Gregory Ross, of Eakin McCaffery Cox, and Adrian Abbott, of Sydney Tax Advisory, discuss which “mistakes” potentially qualify for the ATO’s Penalty Relief for Small Business which started on 1 July 2018.
Penalty Relief for Small Business
With effect from the 1st July 2018 the Australian Tax Office (ATO) has granted penalty relief for small business.
“We understand that people make mistakes” the ATO concedes.
What sort of penalty relief is being provided? Well, the answer is “Inadvertent errors” in tax returns and activity statements.
Just what does “inadvertent” mean?
PSLA 2012/5 being a public statement on administration of penalties, gives two examples of an inadvertent mistake without giving it a definition. The two examples are “transposition errors” and “overlooked documents”.
Those inclusive words are very narrow in meaning. One wonders whether the word “inadvertent” will be used more widely by the ATO in this penalty relief exercise.
The Cambridge Dictionary defines “inadvertent” as being an act that is not “intentionally carried out”. So, the words accidentally, unintentionally, unwittingly, mistakenly, innocently, would seem to apply. Those words show a non-guilty mind.
In the web page announcing the penalty relief, QC 56164 notes that inadvertent errors would apply when those errors were due to “failing to take reasonable care” or “taking a position on income tax that is not reasonably arguable“.
Curiouser and Curiouser
It is curious for ATO to suggest that penalty relief will be made when a taxpayer or advisor does not take reasonable care, or does not take a reasonably arguable position.
Does that mean that penalty relief can also applies when you do take reasonable care and do have a reasonably arguable position but just get something wrong?
To whom can it apply?
Penalty relief applies to individuals and entities with a turnover of less than $10 million, namely small business. Note the turnover has been increased from $2 million. The relief also applies to self-managed superannuation funds, strata title bodies, not-for-profit organizations and cooperatives.
The ATO states that a taxpayer cannot apply for penalty relief. It is automatically provided when a taxpayer is in the process of an audit. That is a position of beneficence for which ATO has not previously had a reputation, but ATO has embarked on a much more ‘user friendly” relationship with taxpayers.

Dataset rows –
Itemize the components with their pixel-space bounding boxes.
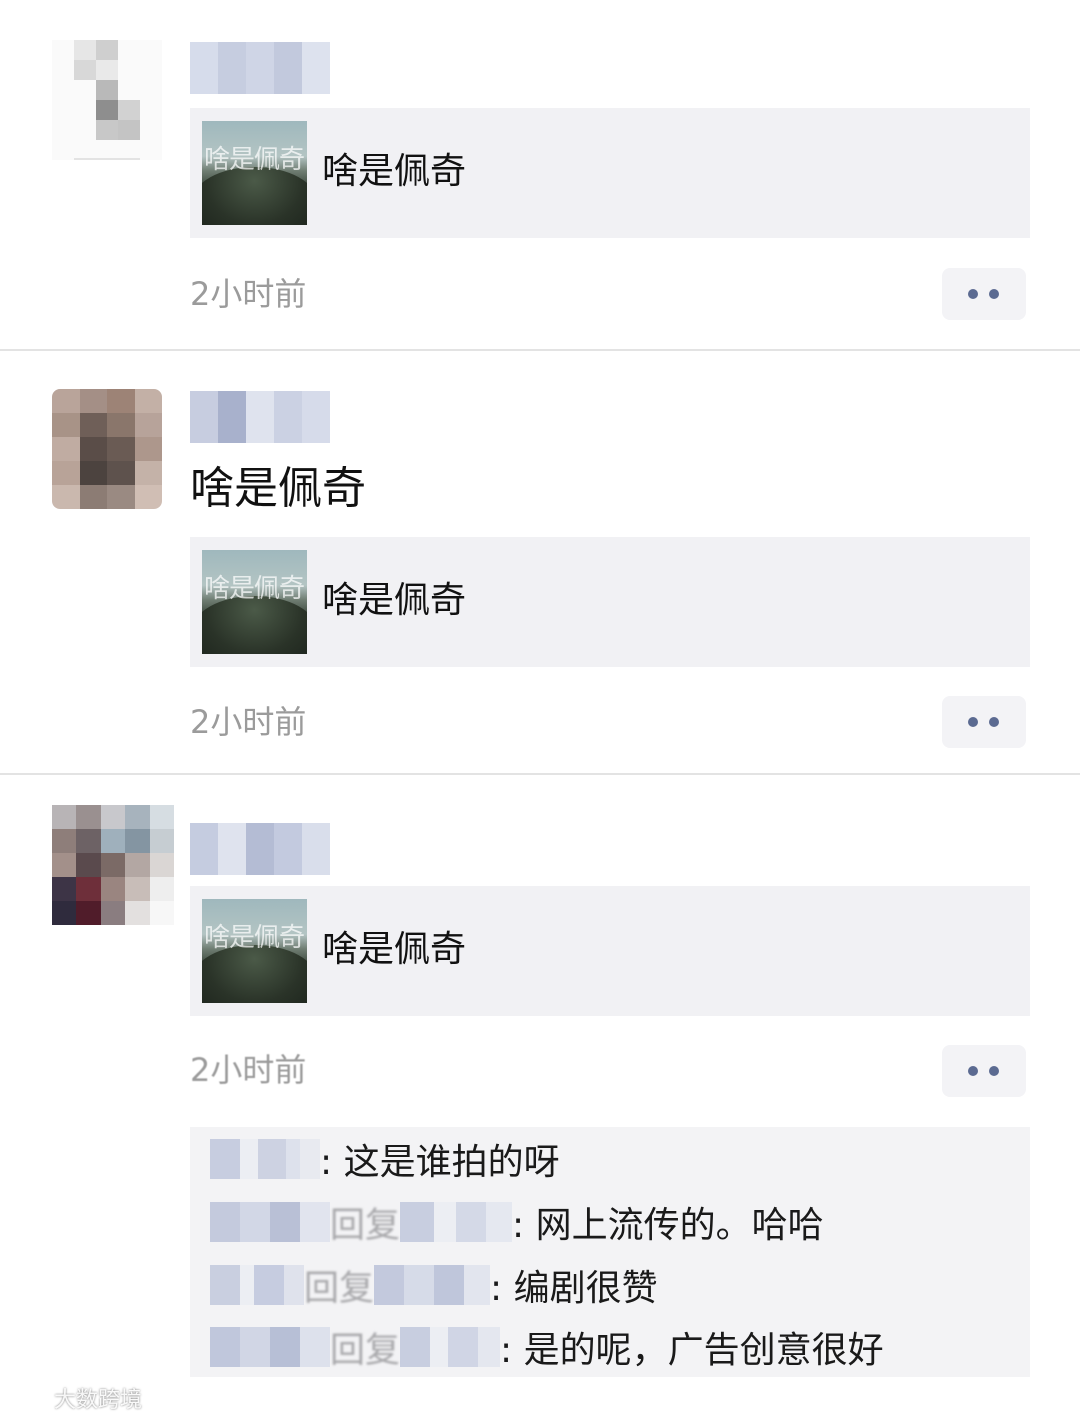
link-thumbnail: 啥是佩奇 bbox=[202, 121, 307, 225]
shared-link-card[interactable]: 啥是佩奇 啥是佩奇 bbox=[190, 537, 1030, 667]
shared-link-card[interactable]: 啥是佩奇 啥是佩奇 bbox=[190, 886, 1030, 1016]
post-time: 2小时前 bbox=[190, 275, 307, 313]
author-name[interactable] bbox=[190, 391, 330, 443]
link-title: 啥是佩奇 bbox=[322, 151, 467, 192]
dot-icon bbox=[989, 1066, 999, 1076]
thumbnail-caption: 啥是佩奇 bbox=[204, 574, 305, 604]
thumbnail-caption: 啥是佩奇 bbox=[204, 145, 305, 175]
post-time: 2小时前 bbox=[190, 1051, 307, 1089]
avatar[interactable] bbox=[52, 805, 174, 925]
commenter-name[interactable] bbox=[210, 1202, 330, 1242]
comment[interactable]: 回复 : 网上流传的。哈哈 bbox=[210, 1192, 824, 1252]
post-time: 2小时前 bbox=[190, 703, 307, 741]
link-title: 啥是佩奇 bbox=[322, 929, 467, 970]
reply-target-name[interactable] bbox=[374, 1265, 491, 1305]
commenter-name[interactable] bbox=[210, 1139, 320, 1179]
reply-label: 回复 bbox=[304, 1268, 375, 1309]
dot-icon bbox=[989, 289, 999, 299]
comment-text: : 编剧很赞 bbox=[490, 1268, 658, 1309]
brand-logo-icon bbox=[10, 1390, 46, 1407]
comments-section: : 这是谁拍的呀 回复 : 网上流传的。哈哈 回复 : 编剧很赞 回复 : 是的… bbox=[190, 1127, 1030, 1377]
reply-label: 回复 bbox=[330, 1330, 401, 1371]
comment[interactable]: 回复 : 编剧很赞 bbox=[210, 1255, 658, 1315]
link-thumbnail: 啥是佩奇 bbox=[202, 899, 307, 1003]
post-text: 啥是佩奇 bbox=[190, 463, 366, 514]
reply-target-name[interactable] bbox=[400, 1202, 513, 1242]
shared-link-card[interactable]: 啥是佩奇 啥是佩奇 bbox=[190, 108, 1030, 238]
dot-icon bbox=[968, 1066, 978, 1076]
comment-text: : 这是谁拍的呀 bbox=[320, 1142, 560, 1183]
watermark-text: 大数跨境 bbox=[54, 1388, 143, 1413]
thumbnail-caption: 啥是佩奇 bbox=[204, 923, 305, 953]
moment-post-2: 啥是佩奇 啥是佩奇 啥是佩奇 2小时前 bbox=[0, 351, 1080, 774]
dot-icon bbox=[968, 717, 978, 727]
comment-text: : 网上流传的。哈哈 bbox=[512, 1205, 824, 1246]
commenter-name[interactable] bbox=[210, 1265, 304, 1305]
link-thumbnail: 啥是佩奇 bbox=[202, 550, 307, 654]
more-actions-button[interactable] bbox=[942, 268, 1026, 320]
reply-label: 回复 bbox=[330, 1205, 401, 1246]
reply-target-name[interactable] bbox=[400, 1327, 501, 1367]
author-name[interactable] bbox=[190, 823, 330, 875]
more-actions-button[interactable] bbox=[942, 696, 1026, 748]
moment-post-1: 啥是佩奇 啥是佩奇 2小时前 bbox=[0, 0, 1080, 350]
dot-icon bbox=[968, 289, 978, 299]
avatar[interactable] bbox=[52, 389, 162, 509]
dot-icon bbox=[989, 717, 999, 727]
comment-text: : 是的呢，广告创意很好 bbox=[500, 1330, 884, 1371]
avatar[interactable] bbox=[52, 40, 162, 160]
author-name[interactable] bbox=[190, 42, 330, 94]
watermark: 大数跨境 bbox=[8, 1382, 142, 1414]
more-actions-button[interactable] bbox=[942, 1045, 1026, 1097]
comment[interactable]: : 这是谁拍的呀 bbox=[210, 1129, 560, 1189]
link-title: 啥是佩奇 bbox=[322, 580, 467, 621]
commenter-name[interactable] bbox=[210, 1327, 330, 1367]
comment[interactable]: 回复 : 是的呢，广告创意很好 bbox=[210, 1317, 884, 1377]
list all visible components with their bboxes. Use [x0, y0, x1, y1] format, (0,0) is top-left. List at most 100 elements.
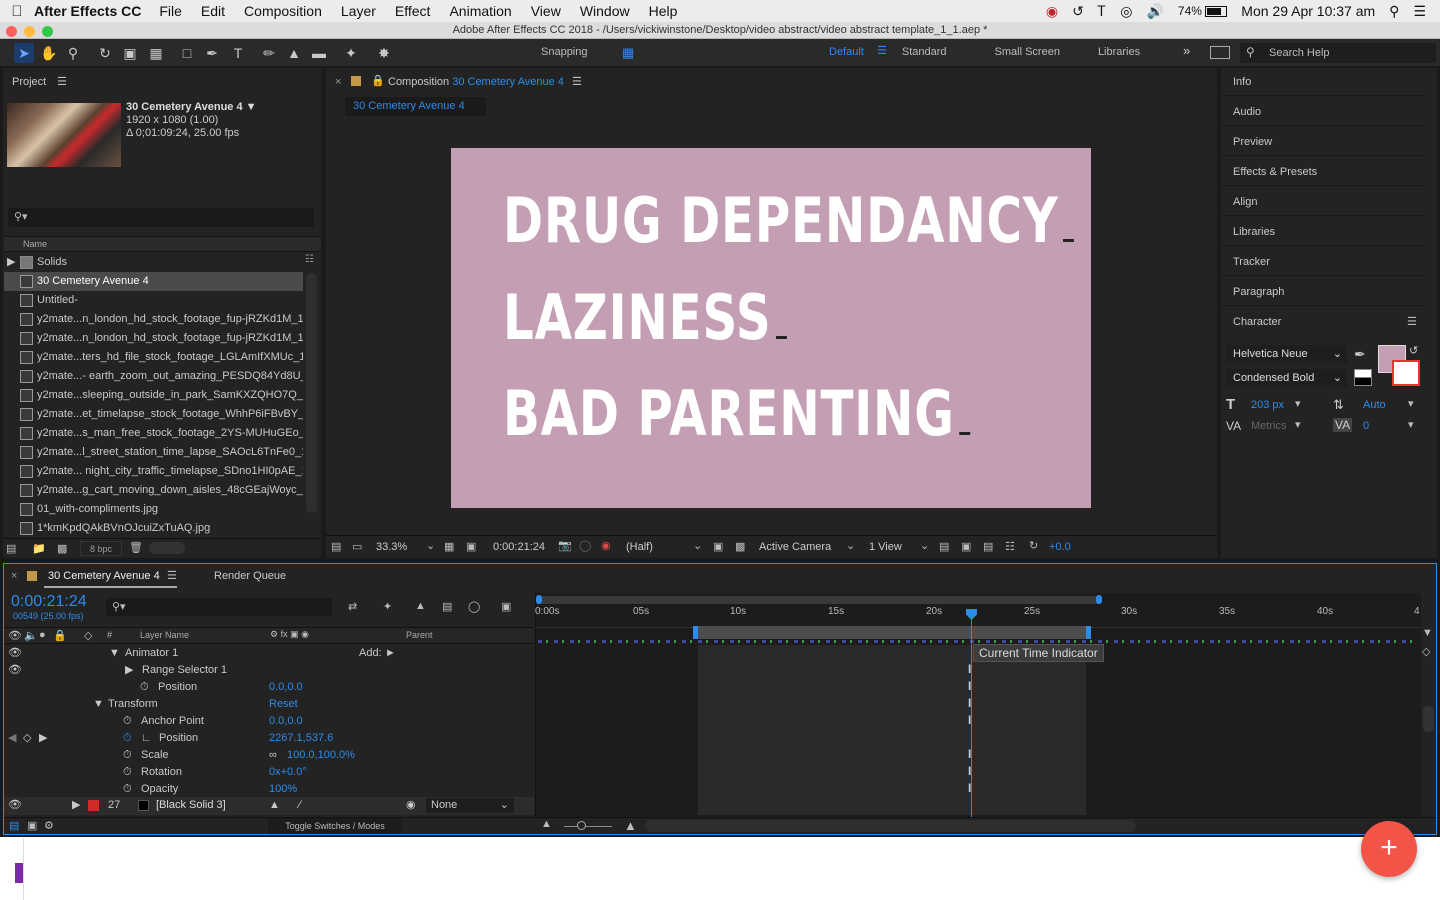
project-panel-title[interactable]: Project	[12, 76, 46, 88]
menu-animation[interactable]: Animation	[449, 3, 511, 19]
spotlight-icon[interactable]: ⚲	[1389, 3, 1399, 20]
eye-icon[interactable]: 👁	[8, 797, 22, 814]
snapshot-icon[interactable]: 📷	[558, 539, 572, 552]
layer-duration-bar[interactable]	[698, 645, 1086, 815]
font-style-dropdown[interactable]: Condensed Bold ⌄	[1226, 369, 1347, 387]
layer-color-label[interactable]	[88, 800, 99, 811]
transform-reset-link[interactable]: Reset	[269, 696, 298, 713]
chevron-down-icon[interactable]: ▾	[1295, 397, 1301, 410]
maximize-window-button[interactable]	[42, 26, 53, 37]
keyframe-icon[interactable]: ◇	[23, 730, 31, 747]
leading-value[interactable]: Auto	[1363, 399, 1386, 411]
comp-button-icon[interactable]: ▼	[1422, 627, 1436, 641]
workspace-standard[interactable]: Standard	[902, 46, 947, 58]
black-white-swatch[interactable]	[1354, 369, 1372, 386]
zoom-slider[interactable]	[564, 826, 612, 827]
project-item-footage[interactable]: y2mate...sleeping_outside_in_park_SamKXZ…	[4, 386, 303, 405]
brush-tool-icon[interactable]: ✏	[259, 43, 279, 63]
reset-exposure-icon[interactable]: ↻	[1029, 539, 1038, 552]
stopwatch-icon[interactable]: ⏱	[140, 679, 149, 696]
navigator-end-handle[interactable]	[1096, 595, 1102, 604]
time-ruler[interactable]	[535, 606, 1421, 628]
project-item-footage[interactable]: y2mate...l_street_station_time_lapse_SAO…	[4, 443, 303, 462]
font-family-dropdown[interactable]: Helvetica Neue ⌄	[1226, 345, 1347, 363]
safe-zones-icon[interactable]: ▦	[444, 540, 454, 553]
chevron-down-icon[interactable]: ▾	[1408, 418, 1414, 431]
stopwatch-active-icon[interactable]: ⏱	[123, 730, 132, 747]
stopwatch-icon[interactable]: ⏱	[123, 781, 132, 798]
lock-icon[interactable]: 🔒	[371, 74, 385, 87]
audio-icon[interactable]: 🔈	[24, 629, 38, 642]
stopwatch-icon[interactable]: ⏱	[123, 713, 132, 730]
timeline-vertical-scrollbar[interactable]	[1423, 706, 1434, 732]
paragraph-panel[interactable]: Paragraph	[1222, 278, 1426, 306]
chevron-down-icon[interactable]: ⌄	[846, 539, 855, 552]
pan-behind-tool-icon[interactable]: ▦	[146, 43, 166, 63]
minimize-window-button[interactable]	[24, 26, 35, 37]
render-queue-tab[interactable]: Render Queue	[214, 570, 286, 582]
layer-name-header[interactable]: Layer Name	[140, 630, 189, 640]
disclosure-triangle-icon[interactable]: ▶	[7, 253, 15, 272]
frame-blending-icon[interactable]: ▤	[442, 600, 452, 613]
previous-keyframe-icon[interactable]: ◀	[8, 730, 16, 747]
project-item-comp[interactable]: 30 Cemetery Avenue 4	[4, 272, 303, 291]
app-menu[interactable]: After Effects CC	[34, 3, 141, 19]
hide-shy-layers-icon[interactable]: ▲	[415, 600, 426, 612]
project-item-footage[interactable]: y2mate...g_cart_moving_down_aisles_48cGE…	[4, 481, 303, 500]
color-channels-icon[interactable]: ◉	[601, 539, 611, 552]
menu-edit[interactable]: Edit	[201, 3, 225, 19]
close-panel-icon[interactable]: ×	[11, 570, 17, 582]
project-item-footage[interactable]: y2mate...et_timelapse_stock_footage_WhhP…	[4, 405, 303, 424]
toggle-pixel-aspect-icon[interactable]: ▤	[939, 540, 949, 553]
disclosure-triangle-icon[interactable]: ▶	[72, 797, 80, 814]
keyframe-ibeam-icon[interactable]: I	[968, 713, 971, 727]
draft-3d-icon[interactable]: ✦	[383, 600, 392, 613]
show-snapshot-icon[interactable]: ◯	[579, 539, 591, 552]
workspace-libraries[interactable]: Libraries	[1098, 46, 1140, 58]
property-value[interactable]: 2267.1,537.6	[269, 730, 333, 747]
layer-switches-icon[interactable]: ▤	[9, 819, 19, 832]
selection-tool-icon[interactable]: ➤	[14, 43, 34, 63]
close-window-button[interactable]	[6, 26, 17, 37]
rectangle-tool-icon[interactable]: □	[177, 43, 197, 63]
disclosure-triangle-icon[interactable]: ▼	[93, 696, 104, 713]
search-help-field[interactable]: ⚲ Search Help	[1240, 43, 1436, 63]
project-item-image[interactable]: 1*kmKpdQAkBVnOJcuiZxTuAQ.jpg	[4, 519, 303, 538]
timeline-menu-icon[interactable]: ☰	[167, 569, 177, 582]
bit-depth-button[interactable]: 8 bpc	[80, 541, 122, 556]
fast-previews-icon[interactable]: ▣	[961, 540, 971, 553]
roto-brush-tool-icon[interactable]: ✦	[341, 43, 361, 63]
chevron-down-icon[interactable]: ▾	[1408, 397, 1414, 410]
composition-mini-flowchart-icon[interactable]: ⇄	[348, 600, 357, 613]
puppet-tool-icon[interactable]: ✸	[374, 43, 394, 63]
swap-colors-icon[interactable]: ↺	[1409, 344, 1418, 357]
camera-dropdown[interactable]: Active Camera	[759, 541, 831, 553]
mask-visibility-icon[interactable]: ▣	[466, 540, 476, 553]
label-icon[interactable]: ◇	[84, 629, 92, 642]
flowchart-icon[interactable]: ☷	[305, 254, 317, 266]
disclosure-triangle-icon[interactable]: ▼	[109, 645, 120, 662]
more-workspaces-icon[interactable]: »	[1183, 43, 1190, 58]
parent-header[interactable]: Parent	[406, 630, 433, 640]
new-composition-icon[interactable]: ▩	[57, 542, 67, 555]
layer-name[interactable]: [Black Solid 3]	[156, 797, 226, 814]
delete-icon[interactable]: 🗑	[129, 541, 143, 554]
in-out-icon[interactable]: ⚙	[44, 819, 54, 832]
timeline-comp-tab[interactable]: 30 Cemetery Avenue 4	[48, 570, 160, 582]
keyframe-ibeam-icon[interactable]: I	[968, 679, 971, 693]
toggle-switches-modes-button[interactable]: Toggle Switches / Modes	[268, 818, 402, 834]
lock-icon[interactable]: 🔒	[53, 629, 67, 642]
zoom-out-icon[interactable]: ▲	[541, 818, 552, 830]
snap-options-icon[interactable]: ▦	[622, 45, 634, 61]
layer-row[interactable]: 👁 ▶ 27 [Black Solid 3] ▲ ∕ ◉ None ⌄	[4, 797, 534, 815]
battery-icon[interactable]	[1205, 6, 1228, 18]
property-value[interactable]: 0x+0.0°	[269, 764, 307, 781]
composition-tab[interactable]: 30 Cemetery Avenue 4	[345, 97, 486, 116]
chevron-down-icon[interactable]: ⌄	[693, 539, 702, 552]
pen-tool-icon[interactable]: ✒	[202, 43, 222, 63]
timeline-icon[interactable]: ▤	[983, 540, 993, 553]
transfer-controls-icon[interactable]: ▣	[27, 819, 37, 832]
camera-tool-icon[interactable]: ▣	[120, 43, 140, 63]
work-area-start-handle[interactable]	[693, 626, 698, 639]
chevron-down-icon[interactable]: ▾	[1295, 418, 1301, 431]
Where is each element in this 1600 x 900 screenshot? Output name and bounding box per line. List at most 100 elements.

Directive –
Reproduce word for word the passage of the ATO penalty relief article from "In the web page" to "can it apply?".

Solved problem –
In the web page announcing the penalty relief, QC 56164 notes that inadvertent errors would apply when those errors were due to “failing to take reasonable care” or “taking a position on income tax that is not reasonably arguable“.
Curiouser and Curiouser
It is curious for ATO to suggest that penalty relief will be made when a taxpayer or advisor does not take reasonable care, or does not take a reasonably arguable position.
Does that mean that penalty relief can also applies when you do take reasonable care and do have a reasonably arguable position but just get something wrong?
To whom can it apply?